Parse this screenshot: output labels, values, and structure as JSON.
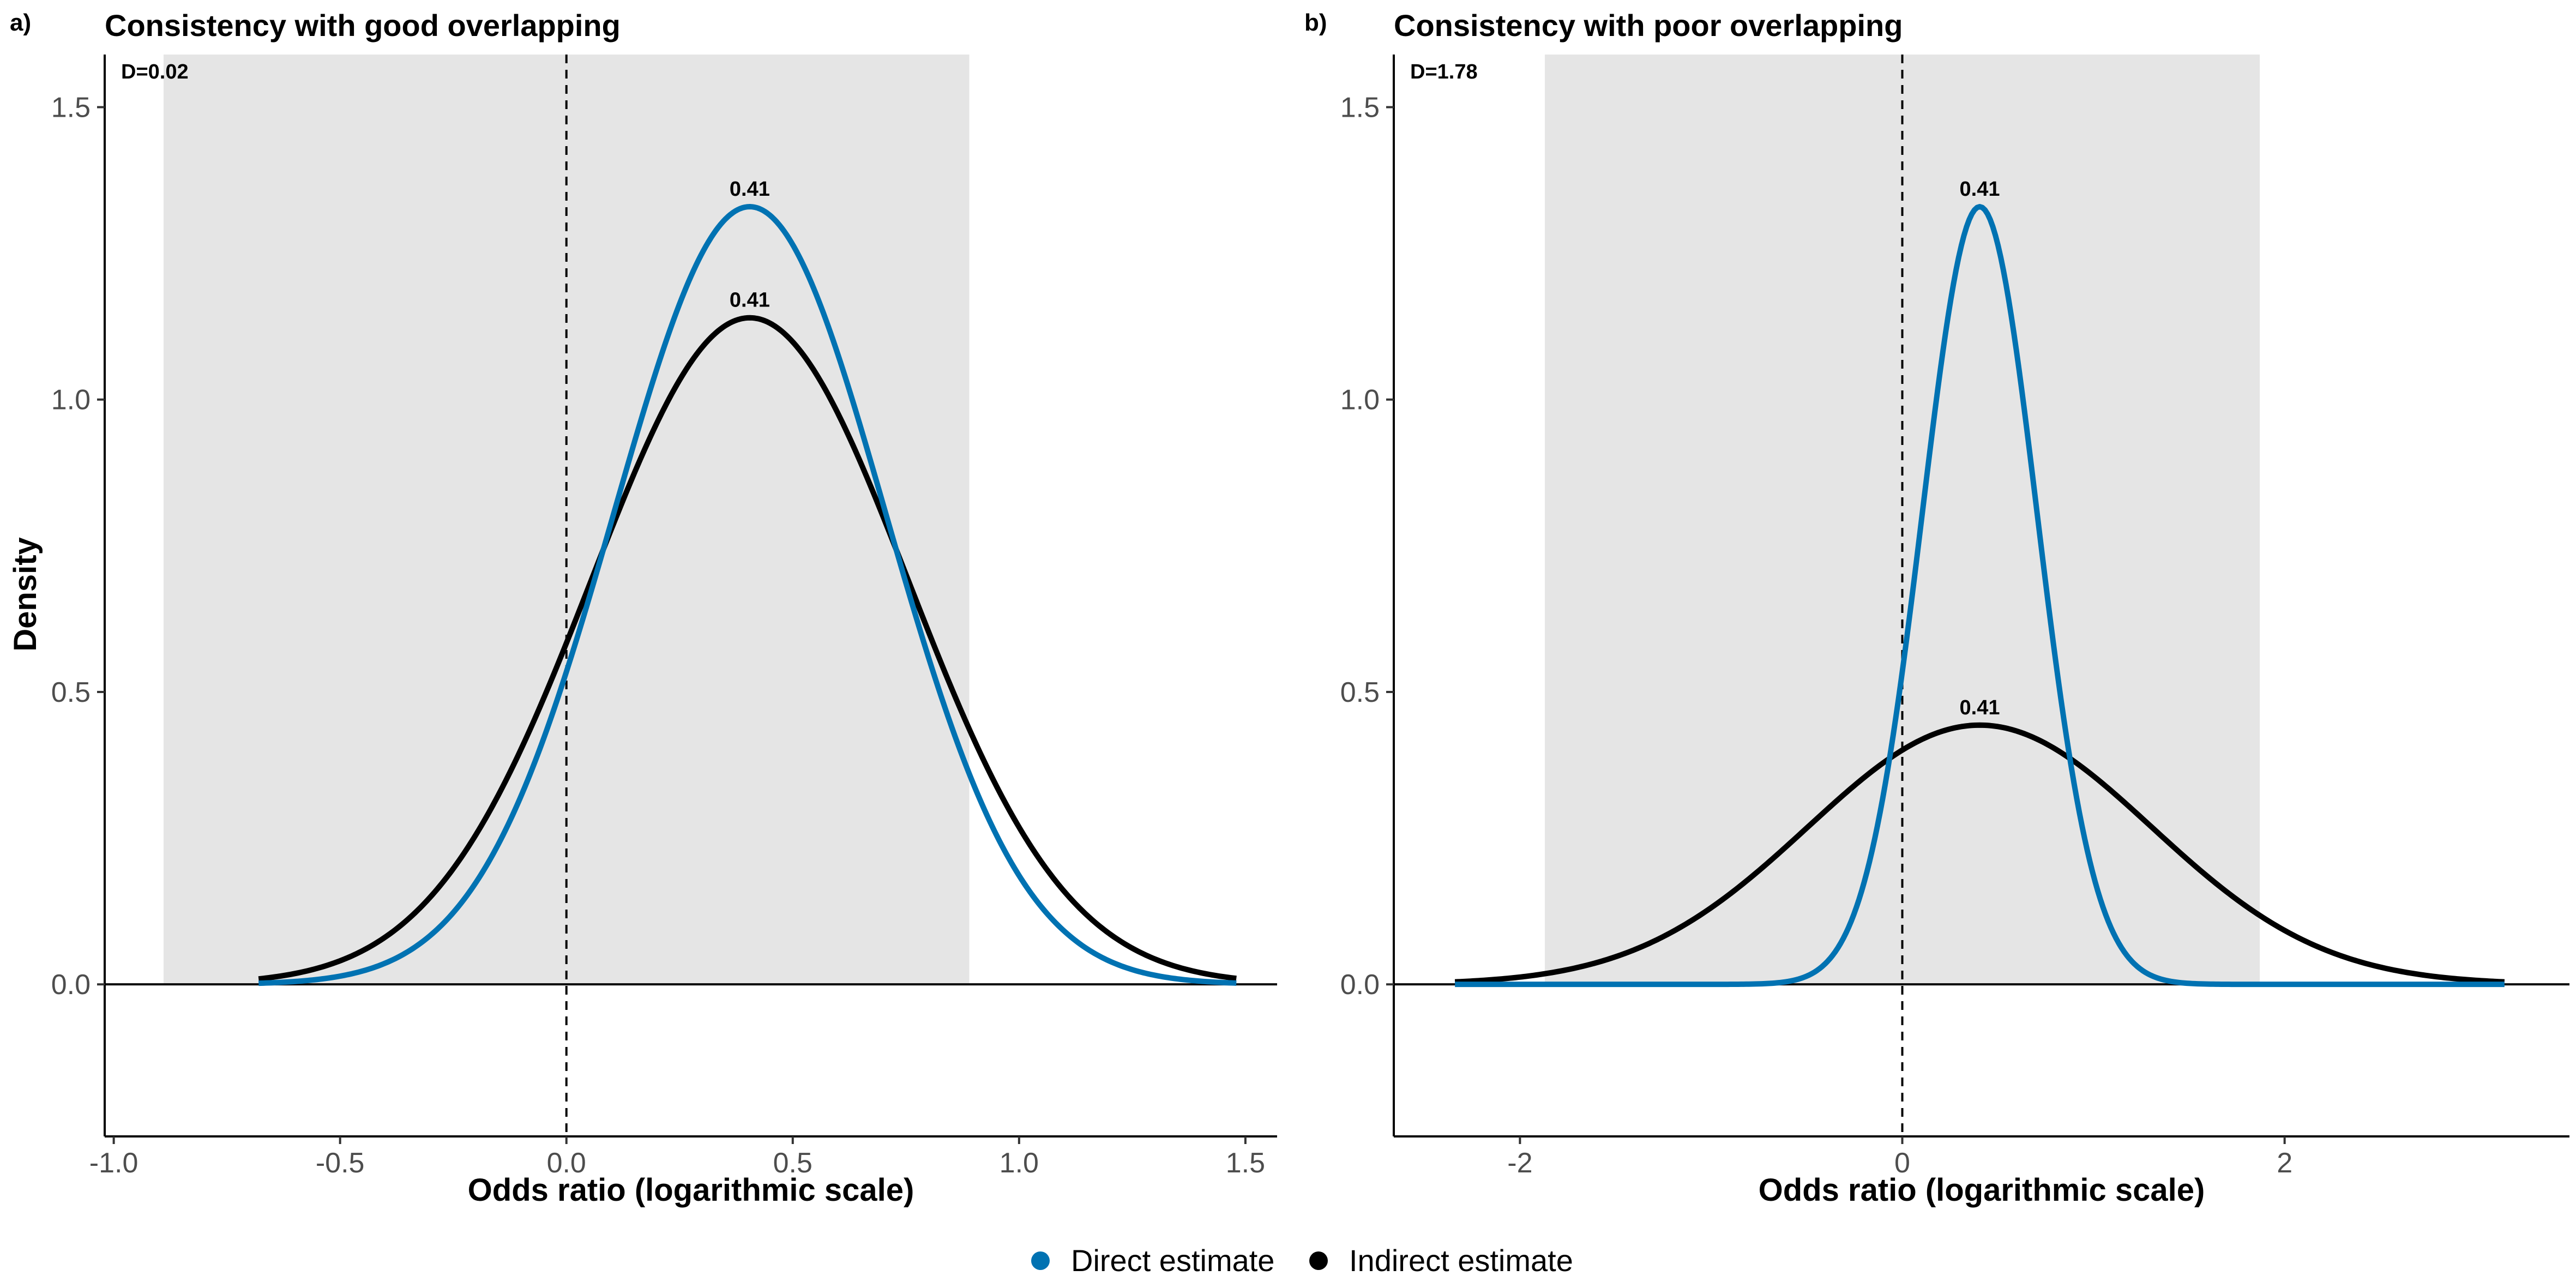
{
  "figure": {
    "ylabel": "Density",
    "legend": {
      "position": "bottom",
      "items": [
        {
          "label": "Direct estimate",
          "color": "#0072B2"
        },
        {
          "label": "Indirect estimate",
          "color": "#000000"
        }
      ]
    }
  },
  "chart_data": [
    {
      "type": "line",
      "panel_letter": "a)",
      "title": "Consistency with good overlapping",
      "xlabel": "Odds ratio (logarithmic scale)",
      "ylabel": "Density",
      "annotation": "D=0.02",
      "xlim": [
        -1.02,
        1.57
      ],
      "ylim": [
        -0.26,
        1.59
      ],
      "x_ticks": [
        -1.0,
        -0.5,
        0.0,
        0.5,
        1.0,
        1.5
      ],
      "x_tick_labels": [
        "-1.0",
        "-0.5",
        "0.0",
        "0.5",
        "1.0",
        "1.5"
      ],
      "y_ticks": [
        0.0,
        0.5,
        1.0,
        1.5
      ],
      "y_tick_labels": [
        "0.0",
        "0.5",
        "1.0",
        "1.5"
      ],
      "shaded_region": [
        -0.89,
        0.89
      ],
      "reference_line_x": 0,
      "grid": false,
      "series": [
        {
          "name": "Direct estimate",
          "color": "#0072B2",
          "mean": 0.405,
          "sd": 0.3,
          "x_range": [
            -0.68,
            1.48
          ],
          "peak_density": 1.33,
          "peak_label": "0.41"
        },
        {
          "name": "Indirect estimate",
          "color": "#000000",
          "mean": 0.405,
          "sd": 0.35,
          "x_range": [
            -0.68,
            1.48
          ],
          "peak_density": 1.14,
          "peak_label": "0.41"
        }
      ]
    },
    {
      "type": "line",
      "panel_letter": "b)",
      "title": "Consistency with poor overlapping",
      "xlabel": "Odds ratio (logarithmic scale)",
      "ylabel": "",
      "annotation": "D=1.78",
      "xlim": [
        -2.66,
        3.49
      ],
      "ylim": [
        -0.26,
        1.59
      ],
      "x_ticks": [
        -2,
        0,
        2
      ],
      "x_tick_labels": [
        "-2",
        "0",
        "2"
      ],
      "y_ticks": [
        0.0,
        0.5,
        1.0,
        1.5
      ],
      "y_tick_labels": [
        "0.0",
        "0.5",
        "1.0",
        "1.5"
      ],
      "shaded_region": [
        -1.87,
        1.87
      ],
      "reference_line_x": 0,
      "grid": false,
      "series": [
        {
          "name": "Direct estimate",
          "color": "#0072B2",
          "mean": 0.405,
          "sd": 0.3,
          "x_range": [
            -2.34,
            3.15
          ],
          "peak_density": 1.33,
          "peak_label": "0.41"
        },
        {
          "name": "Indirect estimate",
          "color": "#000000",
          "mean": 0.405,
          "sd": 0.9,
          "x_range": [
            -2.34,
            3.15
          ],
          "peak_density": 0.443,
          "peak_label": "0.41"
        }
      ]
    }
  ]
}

━━━━━━━━━━━━━━━━

■ Short exercise
Exclude the pictures, and transcribe all of the material exactly.

■ Written answer
Parse this screenshot: output labels, values, and structure as JSON.
{
  "figure": {
    "ylabel": "Density",
    "legend": {
      "position": "bottom",
      "items": [
        {
          "label": "Direct estimate",
          "color": "#0072B2"
        },
        {
          "label": "Indirect estimate",
          "color": "#000000"
        }
      ]
    }
  },
  "chart_data": [
    {
      "type": "line",
      "panel_letter": "a)",
      "title": "Consistency with good overlapping",
      "xlabel": "Odds ratio (logarithmic scale)",
      "ylabel": "Density",
      "annotation": "D=0.02",
      "xlim": [
        -1.02,
        1.57
      ],
      "ylim": [
        -0.26,
        1.59
      ],
      "x_ticks": [
        -1.0,
        -0.5,
        0.0,
        0.5,
        1.0,
        1.5
      ],
      "x_tick_labels": [
        "-1.0",
        "-0.5",
        "0.0",
        "0.5",
        "1.0",
        "1.5"
      ],
      "y_ticks": [
        0.0,
        0.5,
        1.0,
        1.5
      ],
      "y_tick_labels": [
        "0.0",
        "0.5",
        "1.0",
        "1.5"
      ],
      "shaded_region": [
        -0.89,
        0.89
      ],
      "reference_line_x": 0,
      "grid": false,
      "series": [
        {
          "name": "Direct estimate",
          "color": "#0072B2",
          "mean": 0.405,
          "sd": 0.3,
          "x_range": [
            -0.68,
            1.48
          ],
          "peak_density": 1.33,
          "peak_label": "0.41"
        },
        {
          "name": "Indirect estimate",
          "color": "#000000",
          "mean": 0.405,
          "sd": 0.35,
          "x_range": [
            -0.68,
            1.48
          ],
          "peak_density": 1.14,
          "peak_label": "0.41"
        }
      ]
    },
    {
      "type": "line",
      "panel_letter": "b)",
      "title": "Consistency with poor overlapping",
      "xlabel": "Odds ratio (logarithmic scale)",
      "ylabel": "",
      "annotation": "D=1.78",
      "xlim": [
        -2.66,
        3.49
      ],
      "ylim": [
        -0.26,
        1.59
      ],
      "x_ticks": [
        -2,
        0,
        2
      ],
      "x_tick_labels": [
        "-2",
        "0",
        "2"
      ],
      "y_ticks": [
        0.0,
        0.5,
        1.0,
        1.5
      ],
      "y_tick_labels": [
        "0.0",
        "0.5",
        "1.0",
        "1.5"
      ],
      "shaded_region": [
        -1.87,
        1.87
      ],
      "reference_line_x": 0,
      "grid": false,
      "series": [
        {
          "name": "Direct estimate",
          "color": "#0072B2",
          "mean": 0.405,
          "sd": 0.3,
          "x_range": [
            -2.34,
            3.15
          ],
          "peak_density": 1.33,
          "peak_label": "0.41"
        },
        {
          "name": "Indirect estimate",
          "color": "#000000",
          "mean": 0.405,
          "sd": 0.9,
          "x_range": [
            -2.34,
            3.15
          ],
          "peak_density": 0.443,
          "peak_label": "0.41"
        }
      ]
    }
  ]
}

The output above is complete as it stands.